# Request:
How many lines in the entries below include the string "tray"? Answer with the number only.

# Data shown:
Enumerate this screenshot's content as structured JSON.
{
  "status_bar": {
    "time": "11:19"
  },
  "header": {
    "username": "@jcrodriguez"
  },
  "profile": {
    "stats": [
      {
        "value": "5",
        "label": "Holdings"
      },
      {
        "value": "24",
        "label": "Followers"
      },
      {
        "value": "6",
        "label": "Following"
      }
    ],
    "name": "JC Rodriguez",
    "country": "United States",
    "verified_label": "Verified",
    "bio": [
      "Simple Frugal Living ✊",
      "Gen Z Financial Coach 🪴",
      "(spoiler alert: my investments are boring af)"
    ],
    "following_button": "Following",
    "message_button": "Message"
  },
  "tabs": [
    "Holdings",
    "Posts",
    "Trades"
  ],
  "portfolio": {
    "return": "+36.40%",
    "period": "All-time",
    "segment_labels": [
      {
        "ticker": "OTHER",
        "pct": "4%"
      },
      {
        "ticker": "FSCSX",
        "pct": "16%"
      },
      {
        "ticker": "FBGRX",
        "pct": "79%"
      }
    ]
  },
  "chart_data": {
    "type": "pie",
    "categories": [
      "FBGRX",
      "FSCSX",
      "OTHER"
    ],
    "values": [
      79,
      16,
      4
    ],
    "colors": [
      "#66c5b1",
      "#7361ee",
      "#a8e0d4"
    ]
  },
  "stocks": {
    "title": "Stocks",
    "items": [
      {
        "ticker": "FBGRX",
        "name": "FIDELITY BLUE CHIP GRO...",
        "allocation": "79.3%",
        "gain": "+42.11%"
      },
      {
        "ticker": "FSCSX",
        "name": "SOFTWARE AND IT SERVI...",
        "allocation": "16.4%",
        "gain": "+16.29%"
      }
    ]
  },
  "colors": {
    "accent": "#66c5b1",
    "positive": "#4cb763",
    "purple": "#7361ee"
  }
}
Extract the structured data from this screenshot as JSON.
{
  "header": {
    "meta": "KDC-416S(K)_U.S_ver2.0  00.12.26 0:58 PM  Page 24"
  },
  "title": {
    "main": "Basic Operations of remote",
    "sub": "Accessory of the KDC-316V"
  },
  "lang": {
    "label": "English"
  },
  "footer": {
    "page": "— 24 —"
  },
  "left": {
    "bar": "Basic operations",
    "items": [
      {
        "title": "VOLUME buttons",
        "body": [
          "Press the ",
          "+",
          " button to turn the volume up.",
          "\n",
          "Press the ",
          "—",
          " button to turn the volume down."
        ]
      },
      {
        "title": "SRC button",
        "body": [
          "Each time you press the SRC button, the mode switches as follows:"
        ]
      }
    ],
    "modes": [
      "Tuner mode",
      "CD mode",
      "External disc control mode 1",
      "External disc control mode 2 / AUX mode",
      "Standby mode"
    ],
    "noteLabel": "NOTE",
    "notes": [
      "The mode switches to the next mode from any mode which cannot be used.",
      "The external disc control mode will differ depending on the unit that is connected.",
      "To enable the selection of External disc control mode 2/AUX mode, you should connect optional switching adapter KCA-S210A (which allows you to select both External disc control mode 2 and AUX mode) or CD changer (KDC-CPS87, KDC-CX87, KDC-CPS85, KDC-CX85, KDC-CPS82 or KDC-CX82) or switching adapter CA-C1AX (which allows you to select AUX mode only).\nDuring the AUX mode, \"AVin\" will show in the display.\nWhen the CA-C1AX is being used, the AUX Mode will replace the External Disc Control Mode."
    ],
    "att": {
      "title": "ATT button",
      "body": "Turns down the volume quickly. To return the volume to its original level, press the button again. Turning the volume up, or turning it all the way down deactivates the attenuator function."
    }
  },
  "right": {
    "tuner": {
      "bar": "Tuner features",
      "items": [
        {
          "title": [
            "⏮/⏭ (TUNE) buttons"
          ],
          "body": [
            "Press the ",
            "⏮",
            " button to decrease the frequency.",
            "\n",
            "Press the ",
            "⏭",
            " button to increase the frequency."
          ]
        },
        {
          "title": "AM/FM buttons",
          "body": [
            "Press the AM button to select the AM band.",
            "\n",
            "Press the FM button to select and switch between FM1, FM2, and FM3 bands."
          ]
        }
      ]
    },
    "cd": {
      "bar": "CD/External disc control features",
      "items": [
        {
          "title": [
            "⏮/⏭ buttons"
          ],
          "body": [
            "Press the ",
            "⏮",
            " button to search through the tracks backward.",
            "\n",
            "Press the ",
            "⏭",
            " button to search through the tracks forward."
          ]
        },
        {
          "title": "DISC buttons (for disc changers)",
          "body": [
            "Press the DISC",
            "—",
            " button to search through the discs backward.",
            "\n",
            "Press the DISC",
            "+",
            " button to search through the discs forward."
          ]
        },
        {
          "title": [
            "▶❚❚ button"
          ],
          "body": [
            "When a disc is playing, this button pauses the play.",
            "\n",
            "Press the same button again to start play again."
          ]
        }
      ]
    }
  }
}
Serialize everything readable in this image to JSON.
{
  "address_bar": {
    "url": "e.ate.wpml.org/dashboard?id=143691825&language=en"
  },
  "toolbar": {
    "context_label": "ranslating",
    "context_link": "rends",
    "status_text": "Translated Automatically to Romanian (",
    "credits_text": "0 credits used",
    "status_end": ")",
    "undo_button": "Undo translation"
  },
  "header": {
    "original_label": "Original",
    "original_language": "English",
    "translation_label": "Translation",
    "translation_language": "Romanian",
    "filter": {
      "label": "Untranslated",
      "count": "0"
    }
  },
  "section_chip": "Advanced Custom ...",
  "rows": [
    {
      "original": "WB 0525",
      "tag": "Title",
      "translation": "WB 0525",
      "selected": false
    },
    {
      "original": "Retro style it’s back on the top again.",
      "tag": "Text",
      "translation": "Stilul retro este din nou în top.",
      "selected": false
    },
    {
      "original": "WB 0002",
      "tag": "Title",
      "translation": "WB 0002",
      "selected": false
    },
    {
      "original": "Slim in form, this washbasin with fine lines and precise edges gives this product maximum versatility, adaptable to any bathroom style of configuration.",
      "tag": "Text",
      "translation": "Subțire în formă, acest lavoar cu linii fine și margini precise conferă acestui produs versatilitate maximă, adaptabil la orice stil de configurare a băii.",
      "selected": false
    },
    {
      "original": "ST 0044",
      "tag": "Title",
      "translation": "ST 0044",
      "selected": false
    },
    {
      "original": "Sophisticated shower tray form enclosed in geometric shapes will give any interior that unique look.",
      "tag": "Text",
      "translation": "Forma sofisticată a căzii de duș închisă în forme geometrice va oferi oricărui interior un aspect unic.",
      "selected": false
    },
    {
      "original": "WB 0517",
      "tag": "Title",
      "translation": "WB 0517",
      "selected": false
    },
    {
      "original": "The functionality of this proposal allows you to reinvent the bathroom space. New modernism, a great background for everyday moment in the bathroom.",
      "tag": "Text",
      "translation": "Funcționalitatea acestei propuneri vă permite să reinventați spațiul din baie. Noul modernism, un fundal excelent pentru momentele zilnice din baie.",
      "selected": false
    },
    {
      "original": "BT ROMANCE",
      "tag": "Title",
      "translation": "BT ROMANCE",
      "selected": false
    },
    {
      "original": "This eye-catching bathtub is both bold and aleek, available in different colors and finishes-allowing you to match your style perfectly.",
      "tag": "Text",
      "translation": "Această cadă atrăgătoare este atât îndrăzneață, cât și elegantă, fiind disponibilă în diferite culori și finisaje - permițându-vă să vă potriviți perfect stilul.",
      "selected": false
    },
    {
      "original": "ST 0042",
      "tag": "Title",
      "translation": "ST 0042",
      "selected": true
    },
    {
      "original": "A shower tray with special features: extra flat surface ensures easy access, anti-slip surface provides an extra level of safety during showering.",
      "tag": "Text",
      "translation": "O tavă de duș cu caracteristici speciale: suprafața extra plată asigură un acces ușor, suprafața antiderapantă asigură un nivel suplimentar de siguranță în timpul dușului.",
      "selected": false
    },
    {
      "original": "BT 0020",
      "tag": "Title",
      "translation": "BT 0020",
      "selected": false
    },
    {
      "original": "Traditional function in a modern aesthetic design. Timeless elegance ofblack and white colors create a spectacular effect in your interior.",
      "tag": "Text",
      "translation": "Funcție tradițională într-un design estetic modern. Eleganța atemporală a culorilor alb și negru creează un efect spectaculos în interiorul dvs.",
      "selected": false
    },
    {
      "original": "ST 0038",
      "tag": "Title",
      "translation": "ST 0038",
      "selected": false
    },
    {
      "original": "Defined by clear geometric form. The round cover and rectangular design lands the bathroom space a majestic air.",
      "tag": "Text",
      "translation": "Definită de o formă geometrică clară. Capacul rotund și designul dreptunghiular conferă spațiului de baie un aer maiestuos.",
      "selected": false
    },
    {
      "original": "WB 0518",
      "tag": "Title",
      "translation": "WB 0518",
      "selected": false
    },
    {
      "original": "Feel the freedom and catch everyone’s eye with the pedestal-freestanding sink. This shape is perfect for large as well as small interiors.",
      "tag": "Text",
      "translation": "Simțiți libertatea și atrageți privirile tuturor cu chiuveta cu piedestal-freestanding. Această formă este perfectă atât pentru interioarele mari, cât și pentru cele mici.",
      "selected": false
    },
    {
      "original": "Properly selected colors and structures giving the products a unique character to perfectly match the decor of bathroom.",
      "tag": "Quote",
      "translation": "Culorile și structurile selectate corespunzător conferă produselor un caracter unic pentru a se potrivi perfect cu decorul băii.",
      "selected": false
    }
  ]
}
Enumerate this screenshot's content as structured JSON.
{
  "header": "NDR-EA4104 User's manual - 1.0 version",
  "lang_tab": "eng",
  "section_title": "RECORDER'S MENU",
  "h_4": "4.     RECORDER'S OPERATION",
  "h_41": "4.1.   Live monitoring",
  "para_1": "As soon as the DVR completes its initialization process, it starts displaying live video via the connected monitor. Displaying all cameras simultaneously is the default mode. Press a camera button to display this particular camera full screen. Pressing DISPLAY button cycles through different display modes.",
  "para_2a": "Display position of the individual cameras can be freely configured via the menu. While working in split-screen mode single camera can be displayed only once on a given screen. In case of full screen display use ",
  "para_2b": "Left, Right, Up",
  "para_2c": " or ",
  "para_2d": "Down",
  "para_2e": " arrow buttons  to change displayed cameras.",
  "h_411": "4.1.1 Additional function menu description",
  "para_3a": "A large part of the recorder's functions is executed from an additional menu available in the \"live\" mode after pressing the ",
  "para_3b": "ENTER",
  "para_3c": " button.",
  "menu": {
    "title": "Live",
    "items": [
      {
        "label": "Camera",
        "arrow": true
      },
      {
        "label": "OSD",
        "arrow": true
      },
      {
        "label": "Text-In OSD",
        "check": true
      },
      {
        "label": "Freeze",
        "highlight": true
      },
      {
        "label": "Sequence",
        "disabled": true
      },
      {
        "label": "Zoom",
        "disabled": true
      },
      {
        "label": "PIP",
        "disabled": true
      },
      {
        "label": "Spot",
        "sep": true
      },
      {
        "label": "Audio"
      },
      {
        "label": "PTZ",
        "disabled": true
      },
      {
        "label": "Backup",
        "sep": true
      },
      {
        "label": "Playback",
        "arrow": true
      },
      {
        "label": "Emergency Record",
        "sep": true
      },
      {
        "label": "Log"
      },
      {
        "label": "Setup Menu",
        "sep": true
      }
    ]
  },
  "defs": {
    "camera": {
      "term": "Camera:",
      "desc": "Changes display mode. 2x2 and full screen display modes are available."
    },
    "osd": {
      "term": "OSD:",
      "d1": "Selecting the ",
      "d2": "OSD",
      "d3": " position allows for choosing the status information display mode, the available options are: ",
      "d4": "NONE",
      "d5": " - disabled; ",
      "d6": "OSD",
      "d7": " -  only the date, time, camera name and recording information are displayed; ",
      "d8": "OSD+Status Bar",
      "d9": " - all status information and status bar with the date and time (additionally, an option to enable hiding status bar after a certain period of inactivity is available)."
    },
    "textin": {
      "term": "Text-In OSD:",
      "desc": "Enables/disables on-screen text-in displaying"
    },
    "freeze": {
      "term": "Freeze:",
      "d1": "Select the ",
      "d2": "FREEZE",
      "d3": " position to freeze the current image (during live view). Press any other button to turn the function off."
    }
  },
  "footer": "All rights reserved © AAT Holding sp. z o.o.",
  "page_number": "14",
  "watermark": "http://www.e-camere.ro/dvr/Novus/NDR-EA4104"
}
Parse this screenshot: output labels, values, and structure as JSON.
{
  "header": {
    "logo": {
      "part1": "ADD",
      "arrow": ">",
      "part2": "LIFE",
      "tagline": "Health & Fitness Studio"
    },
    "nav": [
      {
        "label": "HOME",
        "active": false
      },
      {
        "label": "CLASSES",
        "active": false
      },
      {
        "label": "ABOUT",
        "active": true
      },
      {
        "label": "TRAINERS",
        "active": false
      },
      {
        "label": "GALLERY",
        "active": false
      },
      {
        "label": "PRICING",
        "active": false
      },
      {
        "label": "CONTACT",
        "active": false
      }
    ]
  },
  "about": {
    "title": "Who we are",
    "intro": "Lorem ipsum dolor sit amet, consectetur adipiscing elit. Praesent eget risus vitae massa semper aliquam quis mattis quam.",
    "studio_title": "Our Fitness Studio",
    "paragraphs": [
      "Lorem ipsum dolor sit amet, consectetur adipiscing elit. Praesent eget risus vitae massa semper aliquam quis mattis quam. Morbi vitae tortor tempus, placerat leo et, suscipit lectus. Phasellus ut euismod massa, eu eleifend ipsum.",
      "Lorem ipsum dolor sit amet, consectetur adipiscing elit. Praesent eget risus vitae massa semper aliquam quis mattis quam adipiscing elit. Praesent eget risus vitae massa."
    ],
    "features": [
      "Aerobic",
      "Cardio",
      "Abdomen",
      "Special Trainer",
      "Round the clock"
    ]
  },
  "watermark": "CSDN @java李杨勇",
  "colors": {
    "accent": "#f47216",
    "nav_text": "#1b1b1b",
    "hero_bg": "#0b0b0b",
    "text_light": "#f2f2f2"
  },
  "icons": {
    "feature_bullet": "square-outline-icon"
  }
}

# Right answer:
2